# Dataset entries:
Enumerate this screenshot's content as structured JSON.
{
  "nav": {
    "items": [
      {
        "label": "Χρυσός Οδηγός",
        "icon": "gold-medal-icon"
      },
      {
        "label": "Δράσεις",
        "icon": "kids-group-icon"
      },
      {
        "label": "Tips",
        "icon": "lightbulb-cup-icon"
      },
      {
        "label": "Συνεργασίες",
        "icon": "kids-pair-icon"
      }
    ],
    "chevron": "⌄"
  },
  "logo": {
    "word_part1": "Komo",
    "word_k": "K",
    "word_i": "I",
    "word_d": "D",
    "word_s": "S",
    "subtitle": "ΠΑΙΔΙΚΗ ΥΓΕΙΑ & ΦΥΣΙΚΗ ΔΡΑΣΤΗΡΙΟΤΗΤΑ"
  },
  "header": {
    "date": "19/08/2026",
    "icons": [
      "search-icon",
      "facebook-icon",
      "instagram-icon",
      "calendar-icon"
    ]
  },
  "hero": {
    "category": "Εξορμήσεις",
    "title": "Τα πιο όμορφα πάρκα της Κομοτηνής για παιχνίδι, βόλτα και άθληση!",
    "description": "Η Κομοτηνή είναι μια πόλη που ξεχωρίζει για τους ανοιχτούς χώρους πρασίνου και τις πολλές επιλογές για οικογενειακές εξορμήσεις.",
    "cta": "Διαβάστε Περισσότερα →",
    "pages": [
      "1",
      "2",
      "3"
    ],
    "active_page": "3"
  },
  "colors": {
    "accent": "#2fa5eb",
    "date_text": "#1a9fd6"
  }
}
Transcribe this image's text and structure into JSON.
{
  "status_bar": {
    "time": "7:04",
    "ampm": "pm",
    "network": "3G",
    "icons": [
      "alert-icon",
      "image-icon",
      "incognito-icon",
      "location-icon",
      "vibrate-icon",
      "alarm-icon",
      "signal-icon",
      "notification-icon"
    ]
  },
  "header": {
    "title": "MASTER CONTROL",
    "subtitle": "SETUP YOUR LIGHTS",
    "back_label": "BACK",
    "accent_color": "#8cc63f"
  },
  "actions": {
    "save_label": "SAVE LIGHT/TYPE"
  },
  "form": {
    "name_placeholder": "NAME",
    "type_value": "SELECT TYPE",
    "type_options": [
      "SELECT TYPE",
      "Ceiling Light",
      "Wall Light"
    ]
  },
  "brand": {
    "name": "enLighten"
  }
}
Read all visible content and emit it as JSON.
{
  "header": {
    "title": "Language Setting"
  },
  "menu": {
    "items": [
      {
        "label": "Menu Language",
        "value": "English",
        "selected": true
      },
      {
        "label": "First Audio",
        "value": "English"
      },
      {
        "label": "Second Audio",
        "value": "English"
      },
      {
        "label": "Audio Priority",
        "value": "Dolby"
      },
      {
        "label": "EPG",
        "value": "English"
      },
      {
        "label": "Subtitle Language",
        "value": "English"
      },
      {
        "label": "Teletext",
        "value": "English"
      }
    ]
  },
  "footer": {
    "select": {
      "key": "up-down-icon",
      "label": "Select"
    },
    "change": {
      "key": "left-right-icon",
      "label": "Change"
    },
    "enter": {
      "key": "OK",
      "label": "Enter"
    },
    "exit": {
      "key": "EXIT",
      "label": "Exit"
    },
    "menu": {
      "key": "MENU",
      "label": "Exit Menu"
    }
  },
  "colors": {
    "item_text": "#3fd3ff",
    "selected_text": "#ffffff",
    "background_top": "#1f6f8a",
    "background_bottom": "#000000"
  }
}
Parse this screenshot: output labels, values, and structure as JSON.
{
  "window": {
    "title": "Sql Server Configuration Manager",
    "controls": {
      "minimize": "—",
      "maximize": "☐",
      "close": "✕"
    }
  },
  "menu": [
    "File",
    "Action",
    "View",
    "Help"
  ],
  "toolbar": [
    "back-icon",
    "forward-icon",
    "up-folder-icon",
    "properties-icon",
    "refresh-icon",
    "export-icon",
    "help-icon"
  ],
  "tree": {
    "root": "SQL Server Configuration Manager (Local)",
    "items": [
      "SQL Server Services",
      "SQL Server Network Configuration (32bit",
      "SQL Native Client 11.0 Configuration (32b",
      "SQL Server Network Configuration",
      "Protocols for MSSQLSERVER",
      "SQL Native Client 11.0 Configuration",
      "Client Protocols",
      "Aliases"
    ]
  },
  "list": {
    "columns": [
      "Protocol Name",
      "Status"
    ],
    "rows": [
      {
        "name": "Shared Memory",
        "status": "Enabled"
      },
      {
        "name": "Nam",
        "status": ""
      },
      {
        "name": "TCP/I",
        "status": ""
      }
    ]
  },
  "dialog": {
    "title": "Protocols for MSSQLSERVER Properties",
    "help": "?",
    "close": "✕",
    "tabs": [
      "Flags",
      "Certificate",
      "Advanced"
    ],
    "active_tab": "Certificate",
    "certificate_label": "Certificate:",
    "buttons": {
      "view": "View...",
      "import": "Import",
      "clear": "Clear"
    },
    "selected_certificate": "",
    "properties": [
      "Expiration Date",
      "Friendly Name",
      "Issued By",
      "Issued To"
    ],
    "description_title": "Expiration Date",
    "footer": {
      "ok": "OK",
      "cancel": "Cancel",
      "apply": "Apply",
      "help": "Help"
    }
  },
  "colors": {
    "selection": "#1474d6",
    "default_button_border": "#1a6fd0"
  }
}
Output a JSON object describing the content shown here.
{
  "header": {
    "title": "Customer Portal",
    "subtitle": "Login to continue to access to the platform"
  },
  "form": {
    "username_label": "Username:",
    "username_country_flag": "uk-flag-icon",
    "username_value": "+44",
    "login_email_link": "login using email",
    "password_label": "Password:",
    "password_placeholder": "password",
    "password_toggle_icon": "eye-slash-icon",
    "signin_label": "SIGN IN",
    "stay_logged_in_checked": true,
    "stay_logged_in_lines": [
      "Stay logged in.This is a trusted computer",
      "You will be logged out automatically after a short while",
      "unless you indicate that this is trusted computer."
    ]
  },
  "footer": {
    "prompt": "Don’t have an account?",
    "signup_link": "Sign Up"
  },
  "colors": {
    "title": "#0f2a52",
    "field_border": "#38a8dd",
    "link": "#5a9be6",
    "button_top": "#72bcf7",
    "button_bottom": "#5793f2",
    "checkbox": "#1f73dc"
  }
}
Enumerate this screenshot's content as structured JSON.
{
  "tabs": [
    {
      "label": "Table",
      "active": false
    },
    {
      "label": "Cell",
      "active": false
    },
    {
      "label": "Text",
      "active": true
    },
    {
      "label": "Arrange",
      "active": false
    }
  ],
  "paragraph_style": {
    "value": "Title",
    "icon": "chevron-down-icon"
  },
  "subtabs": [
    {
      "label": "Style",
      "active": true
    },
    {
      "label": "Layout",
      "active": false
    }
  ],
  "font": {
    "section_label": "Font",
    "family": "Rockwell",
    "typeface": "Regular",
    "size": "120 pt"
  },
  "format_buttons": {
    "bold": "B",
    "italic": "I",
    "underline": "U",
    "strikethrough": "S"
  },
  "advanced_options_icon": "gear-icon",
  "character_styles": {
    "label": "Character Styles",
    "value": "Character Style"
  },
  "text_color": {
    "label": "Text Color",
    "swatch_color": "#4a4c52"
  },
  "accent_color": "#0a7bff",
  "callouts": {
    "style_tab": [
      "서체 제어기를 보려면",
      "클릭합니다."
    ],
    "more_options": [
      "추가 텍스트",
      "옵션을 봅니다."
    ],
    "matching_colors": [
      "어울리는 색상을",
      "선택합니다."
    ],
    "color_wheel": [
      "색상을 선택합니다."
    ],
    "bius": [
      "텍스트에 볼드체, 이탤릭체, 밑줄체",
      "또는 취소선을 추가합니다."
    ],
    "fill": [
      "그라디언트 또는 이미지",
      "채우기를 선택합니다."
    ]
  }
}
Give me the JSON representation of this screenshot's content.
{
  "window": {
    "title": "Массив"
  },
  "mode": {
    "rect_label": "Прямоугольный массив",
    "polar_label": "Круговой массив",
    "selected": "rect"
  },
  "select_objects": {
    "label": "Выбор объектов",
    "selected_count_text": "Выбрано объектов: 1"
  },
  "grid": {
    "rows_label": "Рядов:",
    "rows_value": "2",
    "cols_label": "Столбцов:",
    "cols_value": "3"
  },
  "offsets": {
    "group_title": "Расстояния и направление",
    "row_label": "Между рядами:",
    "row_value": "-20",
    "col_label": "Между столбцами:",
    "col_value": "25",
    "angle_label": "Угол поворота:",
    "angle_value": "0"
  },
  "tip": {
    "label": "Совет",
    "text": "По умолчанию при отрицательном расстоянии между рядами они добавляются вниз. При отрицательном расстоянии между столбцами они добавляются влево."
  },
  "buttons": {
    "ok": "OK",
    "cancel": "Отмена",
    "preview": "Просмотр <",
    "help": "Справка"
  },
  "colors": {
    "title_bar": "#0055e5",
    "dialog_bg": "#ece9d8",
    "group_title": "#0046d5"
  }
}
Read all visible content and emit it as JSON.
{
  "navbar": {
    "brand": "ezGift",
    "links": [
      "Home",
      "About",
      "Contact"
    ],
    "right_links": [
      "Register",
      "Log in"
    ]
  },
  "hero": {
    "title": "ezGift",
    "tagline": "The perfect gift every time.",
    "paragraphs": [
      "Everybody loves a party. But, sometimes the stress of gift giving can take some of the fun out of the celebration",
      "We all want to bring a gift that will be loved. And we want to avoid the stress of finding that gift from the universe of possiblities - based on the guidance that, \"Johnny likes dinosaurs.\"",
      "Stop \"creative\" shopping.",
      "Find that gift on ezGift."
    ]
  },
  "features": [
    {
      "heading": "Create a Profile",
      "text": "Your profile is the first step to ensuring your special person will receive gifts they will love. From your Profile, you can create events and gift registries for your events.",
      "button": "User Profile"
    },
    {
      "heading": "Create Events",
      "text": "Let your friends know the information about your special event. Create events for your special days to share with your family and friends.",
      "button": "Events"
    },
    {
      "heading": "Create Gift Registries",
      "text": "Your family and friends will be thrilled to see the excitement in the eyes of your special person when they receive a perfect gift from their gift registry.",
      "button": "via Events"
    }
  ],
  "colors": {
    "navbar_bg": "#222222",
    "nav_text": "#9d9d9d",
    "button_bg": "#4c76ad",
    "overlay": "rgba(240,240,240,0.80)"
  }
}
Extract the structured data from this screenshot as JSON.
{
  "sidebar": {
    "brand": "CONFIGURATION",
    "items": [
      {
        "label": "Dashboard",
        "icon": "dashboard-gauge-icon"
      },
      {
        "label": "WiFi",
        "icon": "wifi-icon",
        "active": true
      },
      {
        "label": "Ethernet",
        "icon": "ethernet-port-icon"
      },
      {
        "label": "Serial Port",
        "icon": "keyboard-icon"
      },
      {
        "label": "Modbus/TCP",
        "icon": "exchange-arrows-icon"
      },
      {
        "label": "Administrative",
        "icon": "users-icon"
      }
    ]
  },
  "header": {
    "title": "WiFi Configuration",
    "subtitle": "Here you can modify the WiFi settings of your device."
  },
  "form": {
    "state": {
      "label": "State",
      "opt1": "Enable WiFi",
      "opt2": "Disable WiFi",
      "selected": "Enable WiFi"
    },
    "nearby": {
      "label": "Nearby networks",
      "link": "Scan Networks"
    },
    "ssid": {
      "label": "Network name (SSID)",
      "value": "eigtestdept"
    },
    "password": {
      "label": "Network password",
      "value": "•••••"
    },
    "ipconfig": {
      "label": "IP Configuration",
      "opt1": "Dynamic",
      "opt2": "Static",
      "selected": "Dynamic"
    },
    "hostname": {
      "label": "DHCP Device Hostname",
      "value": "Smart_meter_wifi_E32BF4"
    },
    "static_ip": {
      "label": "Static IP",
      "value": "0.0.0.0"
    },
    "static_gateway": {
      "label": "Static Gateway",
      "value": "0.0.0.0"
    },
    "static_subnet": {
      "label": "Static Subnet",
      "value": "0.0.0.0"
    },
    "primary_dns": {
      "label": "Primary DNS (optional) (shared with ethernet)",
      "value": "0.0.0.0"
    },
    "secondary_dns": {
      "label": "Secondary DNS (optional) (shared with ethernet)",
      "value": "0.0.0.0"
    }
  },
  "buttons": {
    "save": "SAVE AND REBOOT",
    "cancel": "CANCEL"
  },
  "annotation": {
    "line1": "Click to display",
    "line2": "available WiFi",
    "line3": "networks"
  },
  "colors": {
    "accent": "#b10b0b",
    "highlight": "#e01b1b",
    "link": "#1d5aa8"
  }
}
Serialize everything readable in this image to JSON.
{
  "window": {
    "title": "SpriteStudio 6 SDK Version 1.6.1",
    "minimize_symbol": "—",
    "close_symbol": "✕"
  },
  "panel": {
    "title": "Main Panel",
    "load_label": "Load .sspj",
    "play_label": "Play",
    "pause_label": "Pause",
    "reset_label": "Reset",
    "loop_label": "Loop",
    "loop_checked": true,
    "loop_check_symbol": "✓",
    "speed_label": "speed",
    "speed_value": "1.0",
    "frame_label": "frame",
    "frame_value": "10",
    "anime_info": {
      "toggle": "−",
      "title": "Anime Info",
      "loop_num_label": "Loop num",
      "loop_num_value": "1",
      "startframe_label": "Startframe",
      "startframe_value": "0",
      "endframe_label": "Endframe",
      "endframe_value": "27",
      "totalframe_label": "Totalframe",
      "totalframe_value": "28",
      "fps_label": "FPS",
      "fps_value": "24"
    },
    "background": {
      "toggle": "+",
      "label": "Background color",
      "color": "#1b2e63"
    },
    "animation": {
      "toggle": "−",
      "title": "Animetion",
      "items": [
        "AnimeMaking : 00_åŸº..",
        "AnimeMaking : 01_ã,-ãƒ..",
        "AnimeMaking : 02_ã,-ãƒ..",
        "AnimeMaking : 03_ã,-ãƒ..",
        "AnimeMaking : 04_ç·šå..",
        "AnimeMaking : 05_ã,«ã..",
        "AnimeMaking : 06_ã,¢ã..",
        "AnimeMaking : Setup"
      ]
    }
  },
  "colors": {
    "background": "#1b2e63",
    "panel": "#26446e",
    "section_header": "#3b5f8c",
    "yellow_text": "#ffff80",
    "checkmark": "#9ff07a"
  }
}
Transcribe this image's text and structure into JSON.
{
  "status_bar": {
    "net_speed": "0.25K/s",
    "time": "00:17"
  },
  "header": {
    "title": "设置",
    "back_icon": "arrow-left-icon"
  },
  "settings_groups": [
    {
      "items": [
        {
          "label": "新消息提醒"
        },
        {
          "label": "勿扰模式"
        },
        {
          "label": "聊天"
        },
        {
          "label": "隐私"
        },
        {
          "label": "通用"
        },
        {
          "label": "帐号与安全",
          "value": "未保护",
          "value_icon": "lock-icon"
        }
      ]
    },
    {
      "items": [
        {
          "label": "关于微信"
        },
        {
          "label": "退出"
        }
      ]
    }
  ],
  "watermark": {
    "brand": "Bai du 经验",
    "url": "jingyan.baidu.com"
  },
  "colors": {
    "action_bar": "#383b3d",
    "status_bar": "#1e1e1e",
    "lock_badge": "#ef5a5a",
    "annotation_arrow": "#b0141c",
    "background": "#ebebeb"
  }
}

# Task description:
Copy all lines from the data that hold the word "true".

# Finished exercise:
        "selected": true
    "stay_logged_in_checked": true,
      "active": true
      "active": true
        "active": true
    "loop_checked": true,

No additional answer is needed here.